((

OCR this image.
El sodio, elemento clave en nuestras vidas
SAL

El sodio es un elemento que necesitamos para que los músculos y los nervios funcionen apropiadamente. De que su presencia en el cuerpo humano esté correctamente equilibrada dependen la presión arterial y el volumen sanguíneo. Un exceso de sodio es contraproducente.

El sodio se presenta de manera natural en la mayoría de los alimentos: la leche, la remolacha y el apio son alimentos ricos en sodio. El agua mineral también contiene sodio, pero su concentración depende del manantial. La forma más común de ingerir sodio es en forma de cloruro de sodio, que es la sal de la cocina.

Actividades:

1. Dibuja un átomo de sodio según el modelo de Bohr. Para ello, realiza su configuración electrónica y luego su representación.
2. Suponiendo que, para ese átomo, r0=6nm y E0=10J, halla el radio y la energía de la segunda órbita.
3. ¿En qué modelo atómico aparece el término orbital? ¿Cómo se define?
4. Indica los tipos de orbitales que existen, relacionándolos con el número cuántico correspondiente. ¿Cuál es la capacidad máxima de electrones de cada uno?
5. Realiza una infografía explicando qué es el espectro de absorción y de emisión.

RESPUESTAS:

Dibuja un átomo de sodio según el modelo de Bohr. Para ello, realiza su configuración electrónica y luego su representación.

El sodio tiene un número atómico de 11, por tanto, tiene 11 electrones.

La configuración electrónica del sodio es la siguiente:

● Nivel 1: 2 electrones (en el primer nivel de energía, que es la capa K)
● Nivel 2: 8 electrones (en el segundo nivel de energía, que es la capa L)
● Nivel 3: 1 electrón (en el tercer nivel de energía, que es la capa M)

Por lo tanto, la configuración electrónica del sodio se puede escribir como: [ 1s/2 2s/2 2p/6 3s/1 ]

))
((

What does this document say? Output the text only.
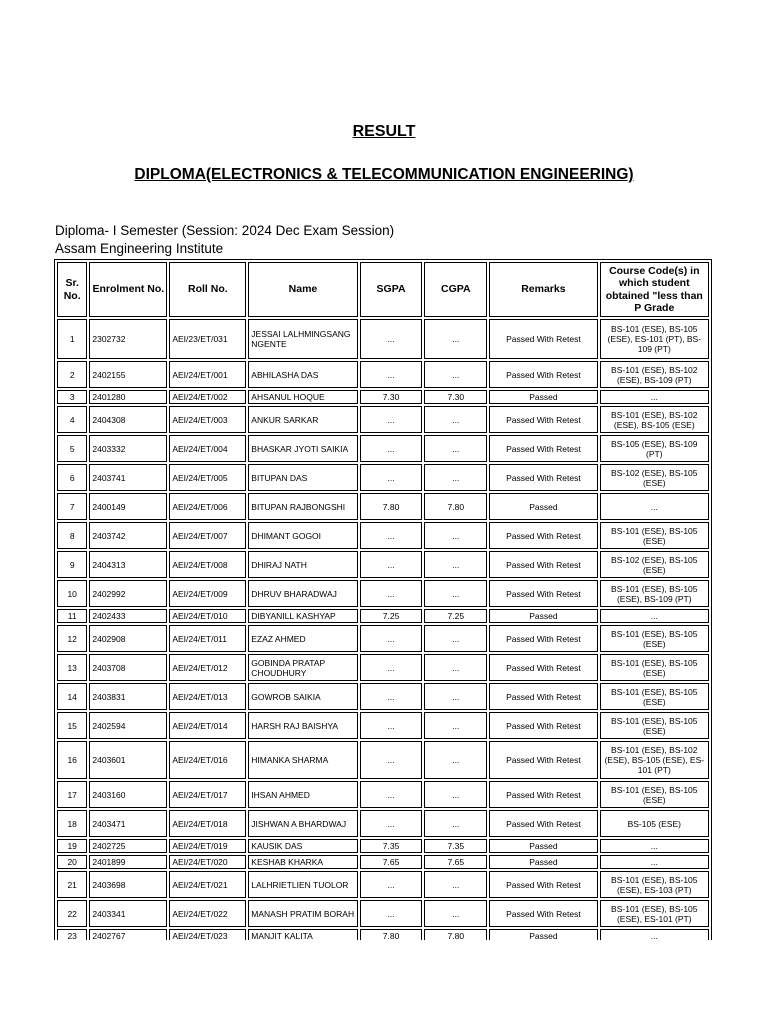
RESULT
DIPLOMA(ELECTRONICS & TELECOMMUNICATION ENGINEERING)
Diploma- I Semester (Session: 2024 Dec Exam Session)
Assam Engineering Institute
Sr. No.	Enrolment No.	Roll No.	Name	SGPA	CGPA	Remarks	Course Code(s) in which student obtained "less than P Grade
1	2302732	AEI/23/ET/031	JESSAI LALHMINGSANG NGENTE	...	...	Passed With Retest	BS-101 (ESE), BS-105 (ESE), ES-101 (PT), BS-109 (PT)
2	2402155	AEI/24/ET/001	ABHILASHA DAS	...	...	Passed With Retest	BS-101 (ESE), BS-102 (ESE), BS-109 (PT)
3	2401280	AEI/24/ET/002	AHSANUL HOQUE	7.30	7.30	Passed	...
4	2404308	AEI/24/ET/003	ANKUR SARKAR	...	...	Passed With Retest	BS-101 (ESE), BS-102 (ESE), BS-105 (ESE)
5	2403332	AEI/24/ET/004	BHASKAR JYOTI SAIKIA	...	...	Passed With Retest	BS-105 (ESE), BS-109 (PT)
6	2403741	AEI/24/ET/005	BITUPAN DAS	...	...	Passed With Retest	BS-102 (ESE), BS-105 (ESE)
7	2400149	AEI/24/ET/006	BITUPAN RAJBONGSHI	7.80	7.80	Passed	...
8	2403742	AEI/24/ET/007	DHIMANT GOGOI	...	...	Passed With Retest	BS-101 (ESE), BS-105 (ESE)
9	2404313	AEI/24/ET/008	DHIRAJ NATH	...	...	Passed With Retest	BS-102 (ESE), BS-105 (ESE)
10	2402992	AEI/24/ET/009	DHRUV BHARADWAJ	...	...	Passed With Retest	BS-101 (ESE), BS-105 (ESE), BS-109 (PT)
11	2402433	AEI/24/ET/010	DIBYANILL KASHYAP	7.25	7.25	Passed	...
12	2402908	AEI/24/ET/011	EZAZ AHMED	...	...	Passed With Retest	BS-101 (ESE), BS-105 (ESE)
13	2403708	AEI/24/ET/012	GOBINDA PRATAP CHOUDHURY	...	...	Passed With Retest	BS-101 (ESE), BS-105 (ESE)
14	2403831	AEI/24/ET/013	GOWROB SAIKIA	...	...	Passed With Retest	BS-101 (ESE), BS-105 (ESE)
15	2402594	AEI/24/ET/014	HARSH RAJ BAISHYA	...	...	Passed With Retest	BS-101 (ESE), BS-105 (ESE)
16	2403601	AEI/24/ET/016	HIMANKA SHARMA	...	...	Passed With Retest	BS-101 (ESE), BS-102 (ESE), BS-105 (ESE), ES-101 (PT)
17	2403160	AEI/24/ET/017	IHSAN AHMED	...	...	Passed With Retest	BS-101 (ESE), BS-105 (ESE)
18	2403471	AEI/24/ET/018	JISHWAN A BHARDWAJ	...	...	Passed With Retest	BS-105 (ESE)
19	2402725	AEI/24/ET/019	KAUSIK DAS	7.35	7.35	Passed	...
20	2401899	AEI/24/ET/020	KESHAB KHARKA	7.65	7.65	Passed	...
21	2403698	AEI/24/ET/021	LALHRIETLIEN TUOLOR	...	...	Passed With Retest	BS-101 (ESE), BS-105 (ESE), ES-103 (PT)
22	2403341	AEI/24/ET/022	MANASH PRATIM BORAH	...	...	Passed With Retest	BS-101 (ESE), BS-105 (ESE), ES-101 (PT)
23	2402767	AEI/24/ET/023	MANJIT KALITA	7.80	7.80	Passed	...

))

### SHORT EXERCISE
Pull out all lines in the data above that include "BITUPAN".

### WRITTEN ANSWER
6	2403741	AEI/24/ET/005	BITUPAN DAS	...	...	Passed With Retest	BS-102 (ESE), BS-105 (ESE)
7	2400149	AEI/24/ET/006	BITUPAN RAJBONGSHI	7.80	7.80	Passed	...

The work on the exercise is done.